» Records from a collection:
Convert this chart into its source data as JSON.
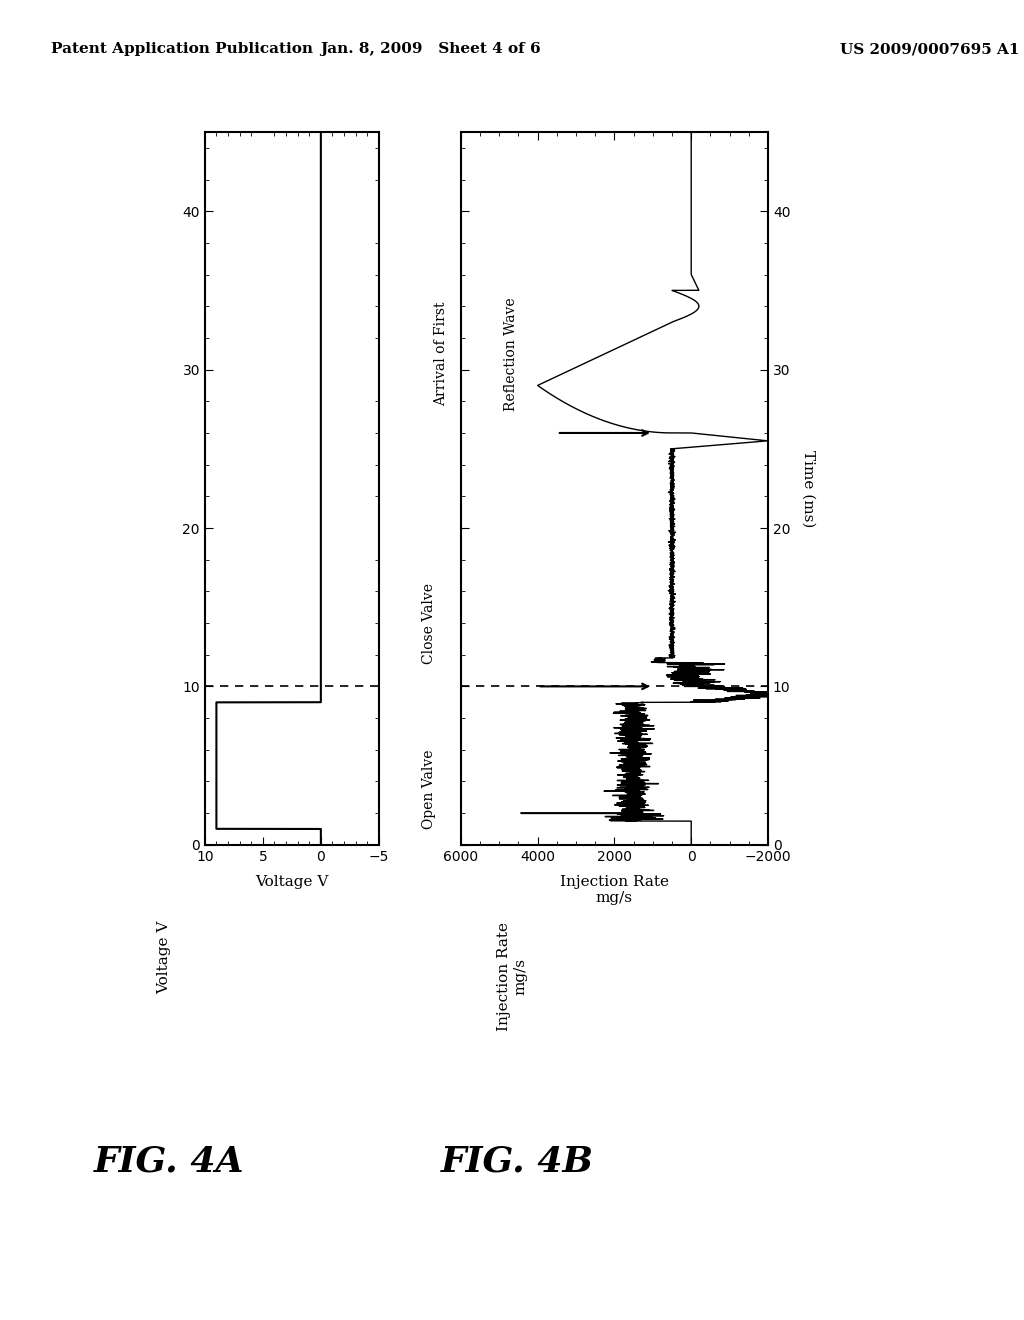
{
  "header_left": "Patent Application Publication",
  "header_mid": "Jan. 8, 2009   Sheet 4 of 6",
  "header_right": "US 2009/0007695 A1",
  "fig4a_label": "FIG. 4A",
  "fig4b_label": "FIG. 4B",
  "ylabel_4a": "Voltage V",
  "ylabel_4b_line1": "Injection Rate",
  "ylabel_4b_line2": "mg/s",
  "xlabel_shared": "Time (ms)",
  "yticks_4a": [
    10,
    5,
    0,
    -5
  ],
  "yticks_4b": [
    6000,
    4000,
    2000,
    0,
    -2000
  ],
  "xticks_time": [
    0,
    10,
    20,
    30,
    40
  ],
  "xlim_4a": [
    10,
    -5
  ],
  "xlim_4b": [
    6000,
    -2000
  ],
  "ylim_time": [
    0,
    45
  ],
  "bg_color": "#ffffff",
  "annotation_open_valve": "Open Valve",
  "annotation_close_valve": "Close Valve",
  "annotation_reflection_1": "Arrival of First",
  "annotation_reflection_2": "Reflection Wave"
}
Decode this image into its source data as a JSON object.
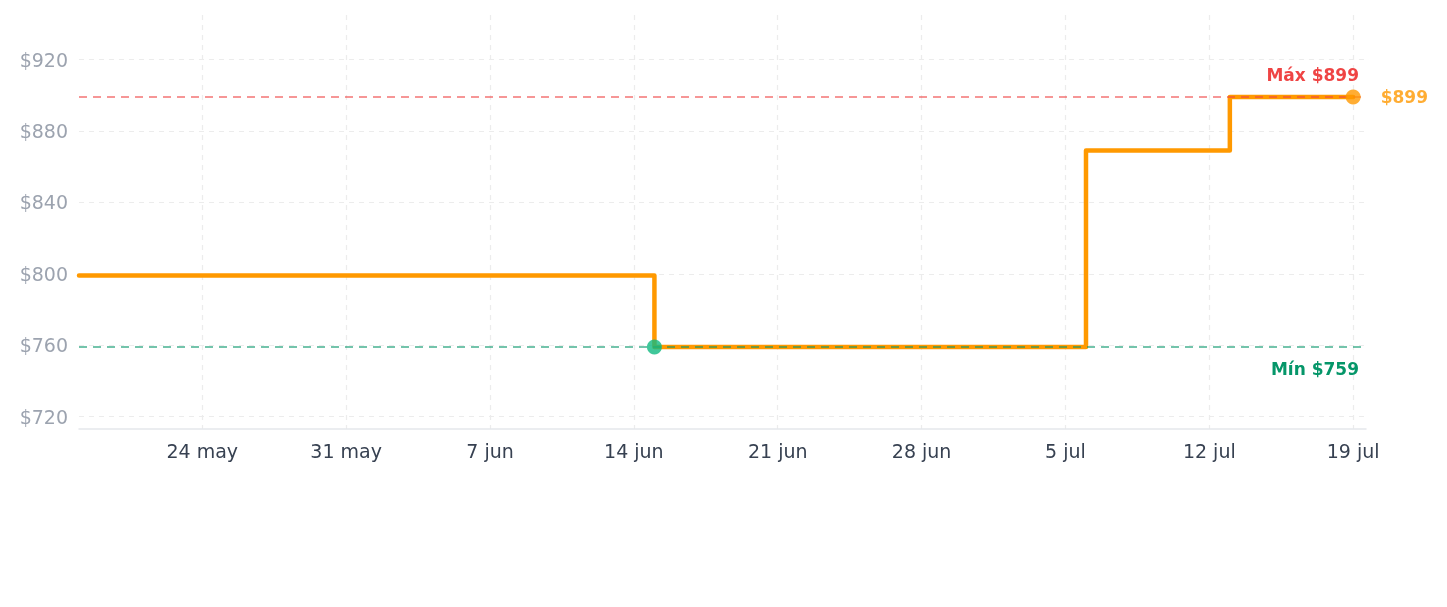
{
  "chart_data": {
    "type": "step",
    "x": [
      "--05-18",
      "--06-15",
      "--07-06",
      "--07-13",
      "--07-19"
    ],
    "xlim": [
      "--05-18",
      "--07-19T15:00"
    ],
    "xticks": [
      {
        "value": "--05-24",
        "label": "24 may"
      },
      {
        "value": "--05-31",
        "label": "31 may"
      },
      {
        "value": "--06-07",
        "label": "7 jun"
      },
      {
        "value": "--06-14",
        "label": "14 jun"
      },
      {
        "value": "--06-21",
        "label": "21 jun"
      },
      {
        "value": "--06-28",
        "label": "28 jun"
      },
      {
        "value": "--07-05",
        "label": "5 jul"
      },
      {
        "value": "--07-12",
        "label": "12 jul"
      },
      {
        "value": "--07-19",
        "label": "19 jul"
      }
    ],
    "ylim": [
      713,
      945
    ],
    "yticks": [
      {
        "value": 720,
        "label": "$720"
      },
      {
        "value": 760,
        "label": "$760"
      },
      {
        "value": 800,
        "label": "$800"
      },
      {
        "value": 840,
        "label": "$840"
      },
      {
        "value": 880,
        "label": "$880"
      },
      {
        "value": 920,
        "label": "$920"
      }
    ],
    "grid": true,
    "marker": "none",
    "line_style": "solid",
    "series": [
      {
        "color": "#ff9900",
        "values": [
          799,
          759,
          869,
          899,
          899
        ]
      },
      {
        "type": "scatter",
        "x": [
          "--06-15"
        ],
        "values": [
          759
        ],
        "color": "#10b981",
        "marker": "circle"
      },
      {
        "type": "scatter",
        "x": [
          "--07-19"
        ],
        "values": [
          899
        ],
        "color": "#ff9900",
        "marker": "circle",
        "value_labels": [
          "$899"
        ]
      }
    ],
    "ref_lines": [
      {
        "axis": "y",
        "value": 899,
        "label": "Máx $899",
        "color": "#ef4444",
        "line_style": "dashed"
      },
      {
        "axis": "y",
        "value": 759,
        "label": "Mín $759",
        "color": "#059669",
        "line_style": "dashed"
      }
    ]
  }
}
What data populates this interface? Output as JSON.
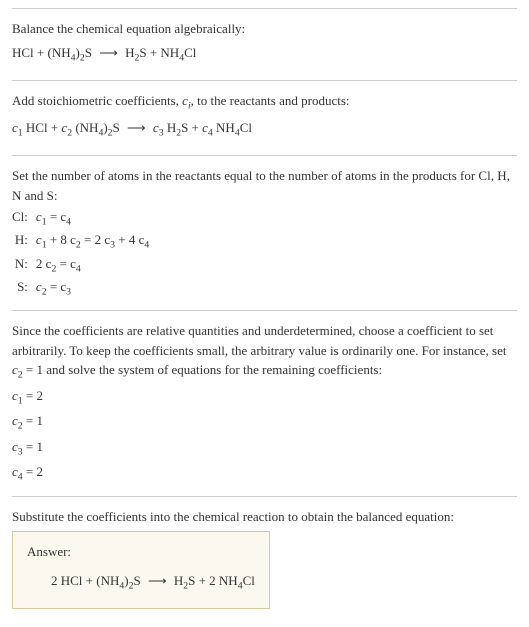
{
  "section1": {
    "intro": "Balance the chemical equation algebraically:",
    "eq_lhs1": "HCl + (NH",
    "eq_lhs2": ")",
    "eq_lhs3": "S",
    "eq_rhs1": "H",
    "eq_rhs2": "S + NH",
    "eq_rhs3": "Cl",
    "sub4a": "4",
    "sub2a": "2",
    "sub2b": "2",
    "sub4b": "4",
    "arrow": "⟶"
  },
  "section2": {
    "intro1": "Add stoichiometric coefficients, ",
    "intro2": ", to the reactants and products:",
    "ci": "c",
    "ci_sub": "i",
    "c1": "c",
    "c1s": "1",
    "c2": "c",
    "c2s": "2",
    "c3": "c",
    "c3s": "3",
    "c4": "c",
    "c4s": "4",
    "t_hcl": " HCl + ",
    "t_nh4_a": " (NH",
    "t_nh4_b": ")",
    "t_nh4_c": "S",
    "sub4a": "4",
    "sub2a": "2",
    "arrow": "⟶",
    "t_h2s_a": " H",
    "t_h2s_b": "S + ",
    "sub2b": "2",
    "t_nh4cl_a": " NH",
    "t_nh4cl_b": "Cl",
    "sub4b": "4"
  },
  "section3": {
    "intro": "Set the number of atoms in the reactants equal to the number of atoms in the products for Cl, H, N and S:",
    "rows": [
      {
        "label": "Cl:",
        "eq_parts": [
          "c",
          "1",
          " = c",
          "4"
        ]
      },
      {
        "label": "H:",
        "eq_parts": [
          "c",
          "1",
          " + 8 c",
          "2",
          " = 2 c",
          "3",
          " + 4 c",
          "4"
        ]
      },
      {
        "label": "N:",
        "eq_parts": [
          "2 c",
          "2",
          " = c",
          "4"
        ]
      },
      {
        "label": "S:",
        "eq_parts": [
          "c",
          "2",
          " = c",
          "3"
        ]
      }
    ]
  },
  "section4": {
    "intro1": "Since the coefficients are relative quantities and underdetermined, choose a coefficient to set arbitrarily. To keep the coefficients small, the arbitrary value is ordinarily one. For instance, set ",
    "intro2": " = 1 and solve the system of equations for the remaining coefficients:",
    "c2": "c",
    "c2s": "2",
    "lines": [
      {
        "c": "c",
        "s": "1",
        "eq": " = 2"
      },
      {
        "c": "c",
        "s": "2",
        "eq": " = 1"
      },
      {
        "c": "c",
        "s": "3",
        "eq": " = 1"
      },
      {
        "c": "c",
        "s": "4",
        "eq": " = 2"
      }
    ]
  },
  "section5": {
    "intro": "Substitute the coefficients into the chemical reaction to obtain the balanced equation:",
    "answer_label": "Answer:",
    "eq_a": "2 HCl + (NH",
    "sub4a": "4",
    "eq_b": ")",
    "sub2a": "2",
    "eq_c": "S",
    "arrow": "⟶",
    "eq_d": "H",
    "sub2b": "2",
    "eq_e": "S + 2 NH",
    "sub4b": "4",
    "eq_f": "Cl"
  },
  "colors": {
    "text": "#333333",
    "border": "#cccccc",
    "answer_border": "#d4c99e",
    "answer_bg": "#faf8ef"
  }
}
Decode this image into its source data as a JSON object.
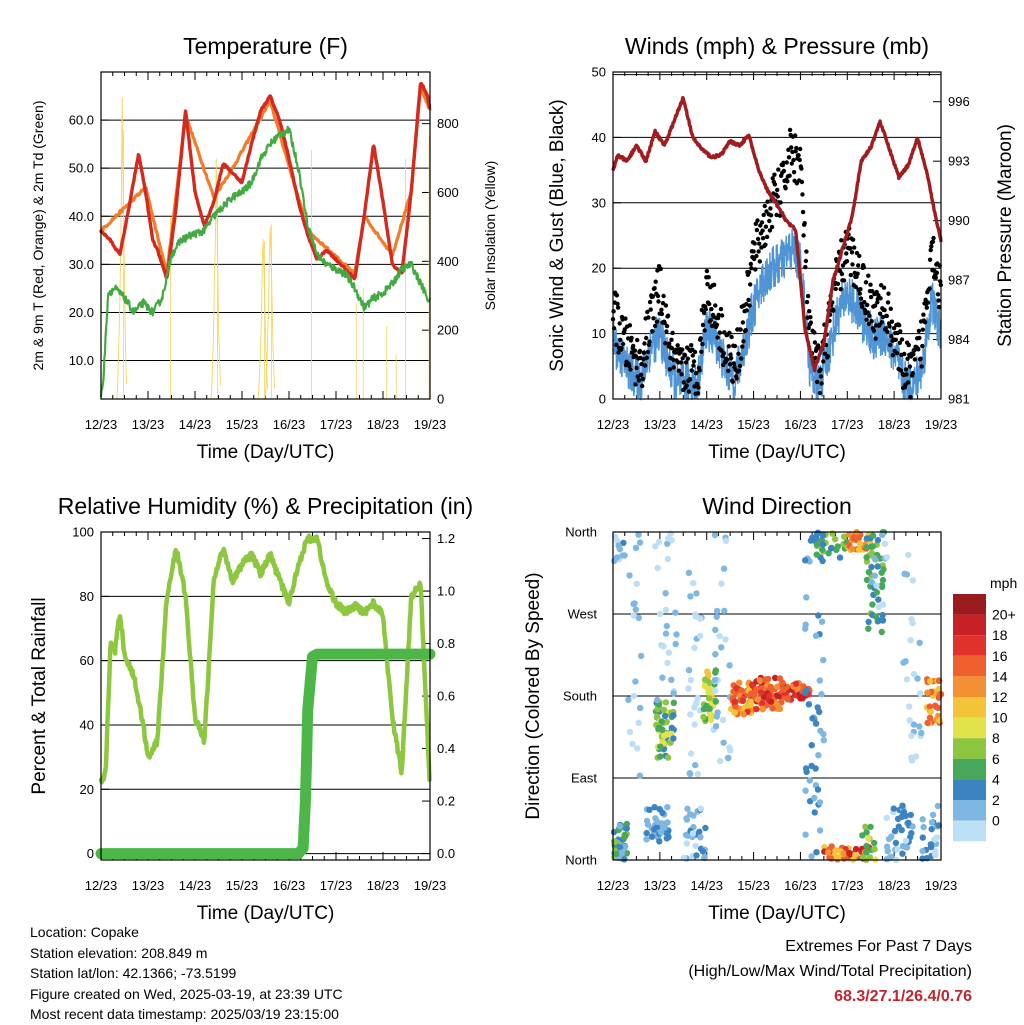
{
  "chart_data": [
    {
      "type": "line",
      "title": "Temperature (F)",
      "xlabel": "Time (Day/UTC)",
      "ylabel": "2m & 9m T (Red, Orange) & 2m Td (Green)",
      "ylabel_right": "Solar Insolation (Yellow)",
      "x_ticks": [
        "12/23",
        "13/23",
        "14/23",
        "15/23",
        "16/23",
        "17/23",
        "18/23",
        "19/23"
      ],
      "xlim": [
        0,
        7
      ],
      "ylim": [
        2.0,
        70.0
      ],
      "y_ticks": [
        "10.0",
        "20.0",
        "30.0",
        "40.0",
        "50.0",
        "60.0"
      ],
      "y2lim": [
        0,
        950
      ],
      "y2_ticks": [
        "0",
        "200",
        "400",
        "600",
        "800"
      ],
      "grid": "horizontal",
      "series": [
        {
          "color": "#d42a1e",
          "x": [
            0,
            0.2,
            0.4,
            0.6,
            0.8,
            0.95,
            1.1,
            1.2,
            1.4,
            1.6,
            1.8,
            2.0,
            2.2,
            2.4,
            2.6,
            2.8,
            3.0,
            3.2,
            3.4,
            3.6,
            3.8,
            4.0,
            4.2,
            4.4,
            4.6,
            4.8,
            5.0,
            5.2,
            5.4,
            5.6,
            5.8,
            6.0,
            6.2,
            6.4,
            6.6,
            6.8,
            6.95,
            7.0
          ],
          "y": [
            37,
            35,
            32,
            42,
            53,
            45,
            35,
            33,
            27,
            42,
            62,
            45,
            38,
            43,
            51,
            49,
            47,
            55,
            62,
            65,
            60,
            52,
            43,
            36,
            31,
            33,
            31,
            29,
            27,
            40,
            55,
            43,
            30,
            28,
            45,
            68,
            65,
            62
          ]
        },
        {
          "color": "#f07d2a",
          "x": [
            0,
            0.95,
            1.4,
            1.8,
            2.4,
            2.8,
            3.6,
            4.4,
            5.4,
            5.6,
            6.2,
            6.6,
            6.8,
            7.0
          ],
          "y": [
            37,
            46,
            28,
            61,
            44,
            50,
            64,
            37,
            28,
            40,
            32,
            45,
            67,
            62
          ]
        },
        {
          "color": "#42aa40",
          "x": [
            0,
            0.05,
            0.15,
            0.3,
            0.5,
            0.7,
            0.9,
            1.1,
            1.3,
            1.5,
            1.7,
            1.9,
            2.2,
            2.4,
            2.6,
            2.8,
            3.0,
            3.2,
            3.4,
            3.6,
            3.8,
            4.0,
            4.2,
            4.4,
            4.6,
            4.8,
            5.0,
            5.2,
            5.4,
            5.6,
            5.8,
            6.0,
            6.2,
            6.4,
            6.6,
            6.8,
            7.0
          ],
          "y": [
            3,
            6,
            24,
            25,
            23,
            20,
            22,
            20,
            23,
            32,
            35,
            36,
            37,
            40,
            42,
            44,
            45,
            47,
            52,
            55,
            57,
            58,
            50,
            38,
            32,
            30,
            29,
            28,
            25,
            21,
            23,
            24,
            26,
            29,
            30,
            26,
            22
          ]
        }
      ],
      "insolation_peaks": [
        {
          "x": 0.45,
          "y": 920
        },
        {
          "x": 1.45,
          "y": 620
        },
        {
          "x": 2.45,
          "y": 700
        },
        {
          "x": 3.45,
          "y": 540
        },
        {
          "x": 3.6,
          "y": 600
        },
        {
          "x": 4.45,
          "y": 850
        },
        {
          "x": 5.4,
          "y": 330
        },
        {
          "x": 5.55,
          "y": 380
        },
        {
          "x": 6.05,
          "y": 250
        },
        {
          "x": 6.25,
          "y": 150
        },
        {
          "x": 6.45,
          "y": 820
        },
        {
          "x": 6.95,
          "y": 900
        }
      ]
    },
    {
      "type": "line",
      "title": "Winds (mph) & Pressure (mb)",
      "xlabel": "Time (Day/UTC)",
      "ylabel": "Sonic Wind & Gust (Blue, Black)",
      "ylabel_right": "Station Pressure (Maroon)",
      "x_ticks": [
        "12/23",
        "13/23",
        "14/23",
        "15/23",
        "16/23",
        "17/23",
        "18/23",
        "19/23"
      ],
      "xlim": [
        0,
        7
      ],
      "ylim": [
        0,
        50
      ],
      "y_ticks": [
        "0",
        "10",
        "20",
        "30",
        "40",
        "50"
      ],
      "y2lim": [
        981,
        997.5
      ],
      "y2_ticks": [
        "981",
        "984",
        "987",
        "990",
        "993",
        "996"
      ],
      "grid": "horizontal",
      "series": [
        {
          "name": "wind",
          "color": "#4f94d4",
          "x": [
            0,
            0.2,
            0.4,
            0.6,
            0.8,
            1.0,
            1.2,
            1.4,
            1.6,
            1.8,
            2.0,
            2.2,
            2.4,
            2.6,
            2.8,
            3.0,
            3.2,
            3.4,
            3.6,
            3.8,
            4.0,
            4.2,
            4.4,
            4.6,
            4.8,
            5.0,
            5.2,
            5.4,
            5.6,
            5.8,
            6.0,
            6.2,
            6.4,
            6.6,
            6.8,
            7.0
          ],
          "y": [
            9,
            6,
            4,
            3,
            8,
            10,
            5,
            2,
            3,
            2,
            11,
            9,
            5,
            3,
            8,
            14,
            18,
            20,
            21,
            23,
            21,
            5,
            2,
            7,
            13,
            16,
            14,
            11,
            9,
            10,
            7,
            3,
            2,
            5,
            15,
            10
          ]
        },
        {
          "name": "gust",
          "color": "#000000",
          "x": [
            0,
            0.2,
            0.4,
            0.6,
            0.8,
            1.0,
            1.2,
            1.4,
            1.6,
            1.8,
            2.0,
            2.2,
            2.4,
            2.6,
            2.8,
            3.0,
            3.2,
            3.4,
            3.6,
            3.8,
            4.0,
            4.2,
            4.4,
            4.6,
            4.8,
            5.0,
            5.2,
            5.4,
            5.6,
            5.8,
            6.0,
            6.2,
            6.4,
            6.6,
            6.8,
            7.0
          ],
          "y": [
            14,
            9,
            7,
            5,
            12,
            17,
            8,
            4,
            5,
            4,
            17,
            13,
            8,
            5,
            12,
            22,
            26,
            30,
            32,
            38,
            36,
            9,
            4,
            11,
            19,
            23,
            20,
            16,
            13,
            14,
            10,
            5,
            4,
            9,
            24,
            16
          ]
        },
        {
          "name": "pressure",
          "color": "#a01c1e",
          "x": [
            0,
            0.1,
            0.3,
            0.5,
            0.7,
            0.9,
            1.1,
            1.3,
            1.5,
            1.7,
            1.9,
            2.1,
            2.3,
            2.5,
            2.7,
            2.9,
            3.1,
            3.3,
            3.5,
            3.7,
            3.9,
            4.1,
            4.3,
            4.5,
            4.7,
            4.9,
            5.1,
            5.3,
            5.5,
            5.7,
            5.9,
            6.1,
            6.3,
            6.5,
            6.7,
            6.9,
            7.0
          ],
          "y": [
            992.5,
            993.3,
            993.0,
            993.8,
            993.0,
            994.5,
            993.8,
            995.0,
            996.2,
            994.2,
            993.6,
            993.2,
            993.3,
            994.0,
            993.8,
            994.3,
            992.6,
            991.5,
            990.8,
            990.0,
            989.5,
            984.5,
            982.5,
            983.8,
            987.0,
            988.6,
            990.2,
            993.0,
            993.7,
            995.0,
            993.6,
            992.2,
            992.8,
            994.2,
            992.4,
            990.0,
            989.0
          ]
        }
      ]
    },
    {
      "type": "line",
      "title": "Relative Humidity (%) & Precipitation (in)",
      "xlabel": "Time (Day/UTC)",
      "ylabel": "Percent & Total Rainfall",
      "x_ticks": [
        "12/23",
        "13/23",
        "14/23",
        "15/23",
        "16/23",
        "17/23",
        "18/23",
        "19/23"
      ],
      "xlim": [
        0,
        7
      ],
      "ylim": [
        -2,
        100
      ],
      "y_ticks": [
        "0",
        "20",
        "40",
        "60",
        "80",
        "100"
      ],
      "y2lim": [
        -0.0245,
        1.225
      ],
      "y2_ticks": [
        "0.0",
        "0.2",
        "0.4",
        "0.6",
        "0.8",
        "1.0",
        "1.2"
      ],
      "grid": "horizontal",
      "series": [
        {
          "name": "relative humidity",
          "color": "#8dc63f",
          "x": [
            0,
            0.1,
            0.2,
            0.3,
            0.4,
            0.5,
            0.7,
            0.9,
            1.0,
            1.2,
            1.4,
            1.6,
            1.8,
            2.0,
            2.2,
            2.4,
            2.6,
            2.8,
            3.0,
            3.2,
            3.4,
            3.6,
            3.8,
            4.0,
            4.2,
            4.4,
            4.6,
            4.8,
            5.0,
            5.2,
            5.4,
            5.6,
            5.8,
            6.0,
            6.2,
            6.4,
            6.6,
            6.8,
            7.0
          ],
          "y": [
            22,
            25,
            65,
            63,
            75,
            62,
            55,
            40,
            30,
            35,
            80,
            95,
            80,
            42,
            35,
            85,
            95,
            85,
            90,
            93,
            87,
            93,
            85,
            78,
            90,
            98,
            98,
            84,
            78,
            75,
            77,
            75,
            78,
            74,
            42,
            25,
            80,
            84,
            20
          ]
        },
        {
          "name": "total precipitation",
          "color": "#4cb748",
          "x": [
            0,
            4.2,
            4.3,
            4.35,
            4.4,
            4.5,
            4.6,
            7.0
          ],
          "y": [
            0,
            0,
            0.02,
            0.2,
            0.55,
            0.75,
            0.76,
            0.76
          ]
        }
      ]
    },
    {
      "type": "scatter",
      "title": "Wind Direction",
      "xlabel": "Time (Day/UTC)",
      "ylabel": "Direction (Colored By Speed)",
      "x_ticks": [
        "12/23",
        "13/23",
        "14/23",
        "15/23",
        "16/23",
        "17/23",
        "18/23",
        "19/23"
      ],
      "xlim": [
        0,
        7
      ],
      "ylim": [
        0,
        360
      ],
      "y_ticks": [
        "North",
        "East",
        "South",
        "West",
        "North"
      ],
      "legend_title": "mph",
      "legend_placement": "right",
      "legend_labels": [
        "20+",
        "18",
        "16",
        "14",
        "12",
        "10",
        "8",
        "6",
        "4",
        "2",
        "0"
      ],
      "legend_colors": [
        "#9a1b1e",
        "#c72027",
        "#e0322b",
        "#ee612e",
        "#f58f34",
        "#f3c43a",
        "#e3e24a",
        "#8cc63f",
        "#47a85b",
        "#3c83c2",
        "#7fb7e3",
        "#bddff5"
      ]
    }
  ],
  "info": {
    "location": "Location: Copake",
    "elevation": "Station elevation: 208.849 m",
    "latlon": "Station lat/lon: 42.1366; -73.5199",
    "created": "Figure created on Wed, 2025-03-19, at 23:39 UTC",
    "recent": "Most recent data timestamp: 2025/03/19 23:15:00"
  },
  "extremes": {
    "line1": "Extremes For Past 7 Days",
    "line2": "(High/Low/Max Wind/Total Precipitation)",
    "values": "68.3/27.1/26.4/0.76"
  }
}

» TASK DETAILS:
In the material above, find each line that contains the word "Valve", and select it.

» REPLY TO THE TASK:
  "annotation_open_valve": "Open Valve",
  "annotation_close_valve": "Close Valve",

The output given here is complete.